— Problem details —
In your copy, include every line of the listing below exactly but none of the pictures.
───── Recorded data
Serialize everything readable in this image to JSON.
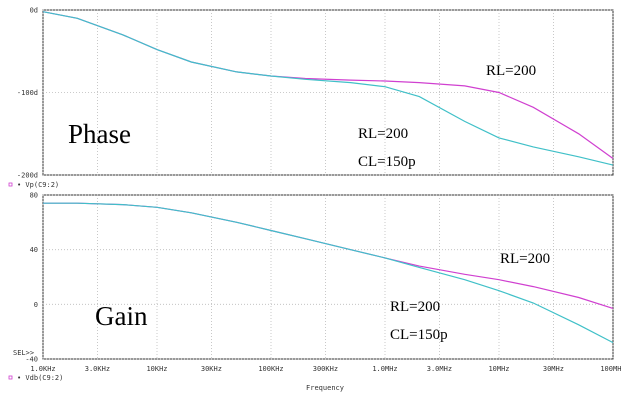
{
  "chart_data": [
    {
      "type": "line",
      "title": "Phase",
      "xlabel": "",
      "ylabel": "",
      "xscale": "log",
      "xlim": [
        1000,
        100000000
      ],
      "ylim": [
        -200,
        0
      ],
      "yticks": [
        0,
        -100,
        -200
      ],
      "ytick_labels": [
        "0d",
        "-100d",
        "-200d"
      ],
      "grid": true,
      "legend_label": "Vp(C9:2)",
      "series": [
        {
          "name": "",
          "color": "#d040d0",
          "x": [
            1000,
            2000,
            5000,
            10000,
            20000,
            50000,
            100000,
            200000,
            500000,
            1000000,
            2000000,
            5000000,
            10000000,
            20000000,
            50000000,
            100000000
          ],
          "y": [
            -2,
            -10,
            -30,
            -48,
            -63,
            -75,
            -80,
            -83,
            -85,
            -86,
            -88,
            -92,
            -100,
            -118,
            -150,
            -180
          ]
        },
        {
          "name": "",
          "color": "#40c0c8",
          "x": [
            1000,
            2000,
            5000,
            10000,
            20000,
            50000,
            100000,
            200000,
            500000,
            1000000,
            2000000,
            5000000,
            10000000,
            20000000,
            50000000,
            100000000
          ],
          "y": [
            -2,
            -10,
            -30,
            -48,
            -63,
            -75,
            -80,
            -84,
            -88,
            -93,
            -105,
            -135,
            -155,
            -166,
            -178,
            -188
          ]
        }
      ],
      "annotations": [
        {
          "text": "RL=200"
        },
        {
          "text": "RL=200"
        },
        {
          "text": "CL=150p"
        }
      ]
    },
    {
      "type": "line",
      "title": "Gain",
      "xlabel": "Frequency",
      "ylabel": "",
      "xscale": "log",
      "xlim": [
        1000,
        100000000
      ],
      "ylim": [
        -40,
        80
      ],
      "yticks": [
        80,
        40,
        0,
        -40
      ],
      "ytick_labels": [
        "80",
        "40",
        "0",
        "-40"
      ],
      "xticks": [
        1000,
        3000,
        10000,
        30000,
        100000,
        300000,
        1000000,
        3000000,
        10000000,
        30000000,
        100000000
      ],
      "xtick_labels": [
        "1.0KHz",
        "3.0KHz",
        "10KHz",
        "30KHz",
        "100KHz",
        "300KHz",
        "1.0MHz",
        "3.0MHz",
        "10MHz",
        "30MHz",
        "100MHz"
      ],
      "grid": true,
      "legend_label": "Vdb(C9:2)",
      "cursor_label": "SEL>>",
      "series": [
        {
          "name": "",
          "color": "#d040d0",
          "x": [
            1000,
            2000,
            5000,
            10000,
            20000,
            50000,
            100000,
            200000,
            500000,
            1000000,
            2000000,
            5000000,
            10000000,
            20000000,
            50000000,
            100000000
          ],
          "y": [
            74,
            74,
            73,
            71,
            67,
            60,
            54,
            48,
            40,
            34,
            28,
            22,
            18,
            13,
            5,
            -3
          ]
        },
        {
          "name": "",
          "color": "#40c0c8",
          "x": [
            1000,
            2000,
            5000,
            10000,
            20000,
            50000,
            100000,
            200000,
            500000,
            1000000,
            2000000,
            5000000,
            10000000,
            20000000,
            50000000,
            100000000
          ],
          "y": [
            74,
            74,
            73,
            71,
            67,
            60,
            54,
            48,
            40,
            34,
            27,
            18,
            10,
            1,
            -15,
            -28
          ]
        }
      ],
      "annotations": [
        {
          "text": "RL=200"
        },
        {
          "text": "RL=200"
        },
        {
          "text": "CL=150p"
        }
      ]
    }
  ]
}
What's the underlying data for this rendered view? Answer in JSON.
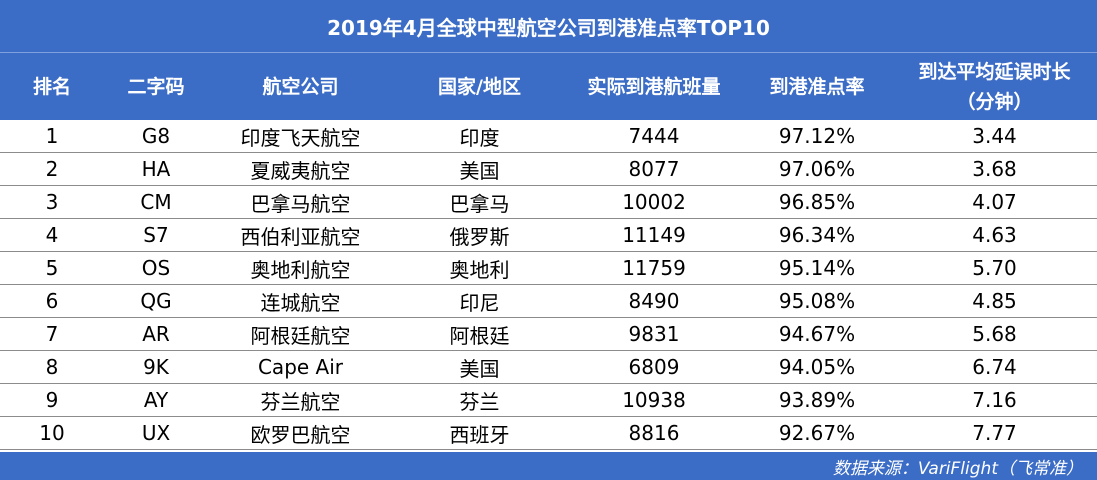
{
  "title": "2019年4月全球中型航空公司到港准点率TOP10",
  "headers": {
    "rank": "排名",
    "code": "二字码",
    "airline": "航空公司",
    "country": "国家/地区",
    "arrivals": "实际到港航班量",
    "ontime": "到港准点率",
    "delay_line1": "到达平均延误时长",
    "delay_line2": "（分钟）"
  },
  "rows": [
    {
      "rank": "1",
      "code": "G8",
      "airline": "印度飞天航空",
      "country": "印度",
      "arrivals": "7444",
      "ontime": "97.12%",
      "delay": "3.44"
    },
    {
      "rank": "2",
      "code": "HA",
      "airline": "夏威夷航空",
      "country": "美国",
      "arrivals": "8077",
      "ontime": "97.06%",
      "delay": "3.68"
    },
    {
      "rank": "3",
      "code": "CM",
      "airline": "巴拿马航空",
      "country": "巴拿马",
      "arrivals": "10002",
      "ontime": "96.85%",
      "delay": "4.07"
    },
    {
      "rank": "4",
      "code": "S7",
      "airline": "西伯利亚航空",
      "country": "俄罗斯",
      "arrivals": "11149",
      "ontime": "96.34%",
      "delay": "4.63"
    },
    {
      "rank": "5",
      "code": "OS",
      "airline": "奥地利航空",
      "country": "奥地利",
      "arrivals": "11759",
      "ontime": "95.14%",
      "delay": "5.70"
    },
    {
      "rank": "6",
      "code": "QG",
      "airline": "连城航空",
      "country": "印尼",
      "arrivals": "8490",
      "ontime": "95.08%",
      "delay": "4.85"
    },
    {
      "rank": "7",
      "code": "AR",
      "airline": "阿根廷航空",
      "country": "阿根廷",
      "arrivals": "9831",
      "ontime": "94.67%",
      "delay": "5.68"
    },
    {
      "rank": "8",
      "code": "9K",
      "airline": "Cape Air",
      "country": "美国",
      "arrivals": "6809",
      "ontime": "94.05%",
      "delay": "6.74"
    },
    {
      "rank": "9",
      "code": "AY",
      "airline": "芬兰航空",
      "country": "芬兰",
      "arrivals": "10938",
      "ontime": "93.89%",
      "delay": "7.16"
    },
    {
      "rank": "10",
      "code": "UX",
      "airline": "欧罗巴航空",
      "country": "西班牙",
      "arrivals": "8816",
      "ontime": "92.67%",
      "delay": "7.77"
    }
  ],
  "footer": "数据来源：VariFlight（飞常准）",
  "colors": {
    "header_bg": "#3b6cc6",
    "header_text": "#ffffff",
    "row_border": "#8c8c8c"
  }
}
──────────
— Exercise output —
Serialize everything readable in this image to JSON.
{
  "chart_data": [
    {
      "type": "line",
      "title": "Phase",
      "xlabel": "",
      "ylabel": "",
      "xscale": "log",
      "xlim": [
        1000,
        100000000
      ],
      "ylim": [
        -200,
        0
      ],
      "yticks": [
        0,
        -100,
        -200
      ],
      "ytick_labels": [
        "0d",
        "-100d",
        "-200d"
      ],
      "grid": true,
      "legend_label": "Vp(C9:2)",
      "series": [
        {
          "name": "",
          "color": "#d040d0",
          "x": [
            1000,
            2000,
            5000,
            10000,
            20000,
            50000,
            100000,
            200000,
            500000,
            1000000,
            2000000,
            5000000,
            10000000,
            20000000,
            50000000,
            100000000
          ],
          "y": [
            -2,
            -10,
            -30,
            -48,
            -63,
            -75,
            -80,
            -83,
            -85,
            -86,
            -88,
            -92,
            -100,
            -118,
            -150,
            -180
          ]
        },
        {
          "name": "",
          "color": "#40c0c8",
          "x": [
            1000,
            2000,
            5000,
            10000,
            20000,
            50000,
            100000,
            200000,
            500000,
            1000000,
            2000000,
            5000000,
            10000000,
            20000000,
            50000000,
            100000000
          ],
          "y": [
            -2,
            -10,
            -30,
            -48,
            -63,
            -75,
            -80,
            -84,
            -88,
            -93,
            -105,
            -135,
            -155,
            -166,
            -178,
            -188
          ]
        }
      ],
      "annotations": [
        {
          "text": "RL=200"
        },
        {
          "text": "RL=200"
        },
        {
          "text": "CL=150p"
        }
      ]
    },
    {
      "type": "line",
      "title": "Gain",
      "xlabel": "Frequency",
      "ylabel": "",
      "xscale": "log",
      "xlim": [
        1000,
        100000000
      ],
      "ylim": [
        -40,
        80
      ],
      "yticks": [
        80,
        40,
        0,
        -40
      ],
      "ytick_labels": [
        "80",
        "40",
        "0",
        "-40"
      ],
      "xticks": [
        1000,
        3000,
        10000,
        30000,
        100000,
        300000,
        1000000,
        3000000,
        10000000,
        30000000,
        100000000
      ],
      "xtick_labels": [
        "1.0KHz",
        "3.0KHz",
        "10KHz",
        "30KHz",
        "100KHz",
        "300KHz",
        "1.0MHz",
        "3.0MHz",
        "10MHz",
        "30MHz",
        "100MHz"
      ],
      "grid": true,
      "legend_label": "Vdb(C9:2)",
      "cursor_label": "SEL>>",
      "series": [
        {
          "name": "",
          "color": "#d040d0",
          "x": [
            1000,
            2000,
            5000,
            10000,
            20000,
            50000,
            100000,
            200000,
            500000,
            1000000,
            2000000,
            5000000,
            10000000,
            20000000,
            50000000,
            100000000
          ],
          "y": [
            74,
            74,
            73,
            71,
            67,
            60,
            54,
            48,
            40,
            34,
            28,
            22,
            18,
            13,
            5,
            -3
          ]
        },
        {
          "name": "",
          "color": "#40c0c8",
          "x": [
            1000,
            2000,
            5000,
            10000,
            20000,
            50000,
            100000,
            200000,
            500000,
            1000000,
            2000000,
            5000000,
            10000000,
            20000000,
            50000000,
            100000000
          ],
          "y": [
            74,
            74,
            73,
            71,
            67,
            60,
            54,
            48,
            40,
            34,
            27,
            18,
            10,
            1,
            -15,
            -28
          ]
        }
      ],
      "annotations": [
        {
          "text": "RL=200"
        },
        {
          "text": "RL=200"
        },
        {
          "text": "CL=150p"
        }
      ]
    }
  ]
}
What's the underlying data for this rendered view? Answer in JSON.
{
  "title": "2019年4月全球中型航空公司到港准点率TOP10",
  "headers": {
    "rank": "排名",
    "code": "二字码",
    "airline": "航空公司",
    "country": "国家/地区",
    "arrivals": "实际到港航班量",
    "ontime": "到港准点率",
    "delay_line1": "到达平均延误时长",
    "delay_line2": "（分钟）"
  },
  "rows": [
    {
      "rank": "1",
      "code": "G8",
      "airline": "印度飞天航空",
      "country": "印度",
      "arrivals": "7444",
      "ontime": "97.12%",
      "delay": "3.44"
    },
    {
      "rank": "2",
      "code": "HA",
      "airline": "夏威夷航空",
      "country": "美国",
      "arrivals": "8077",
      "ontime": "97.06%",
      "delay": "3.68"
    },
    {
      "rank": "3",
      "code": "CM",
      "airline": "巴拿马航空",
      "country": "巴拿马",
      "arrivals": "10002",
      "ontime": "96.85%",
      "delay": "4.07"
    },
    {
      "rank": "4",
      "code": "S7",
      "airline": "西伯利亚航空",
      "country": "俄罗斯",
      "arrivals": "11149",
      "ontime": "96.34%",
      "delay": "4.63"
    },
    {
      "rank": "5",
      "code": "OS",
      "airline": "奥地利航空",
      "country": "奥地利",
      "arrivals": "11759",
      "ontime": "95.14%",
      "delay": "5.70"
    },
    {
      "rank": "6",
      "code": "QG",
      "airline": "连城航空",
      "country": "印尼",
      "arrivals": "8490",
      "ontime": "95.08%",
      "delay": "4.85"
    },
    {
      "rank": "7",
      "code": "AR",
      "airline": "阿根廷航空",
      "country": "阿根廷",
      "arrivals": "9831",
      "ontime": "94.67%",
      "delay": "5.68"
    },
    {
      "rank": "8",
      "code": "9K",
      "airline": "Cape Air",
      "country": "美国",
      "arrivals": "6809",
      "ontime": "94.05%",
      "delay": "6.74"
    },
    {
      "rank": "9",
      "code": "AY",
      "airline": "芬兰航空",
      "country": "芬兰",
      "arrivals": "10938",
      "ontime": "93.89%",
      "delay": "7.16"
    },
    {
      "rank": "10",
      "code": "UX",
      "airline": "欧罗巴航空",
      "country": "西班牙",
      "arrivals": "8816",
      "ontime": "92.67%",
      "delay": "7.77"
    }
  ],
  "footer": "数据来源：VariFlight（飞常准）",
  "colors": {
    "header_bg": "#3b6cc6",
    "header_text": "#ffffff",
    "row_border": "#8c8c8c"
  }
}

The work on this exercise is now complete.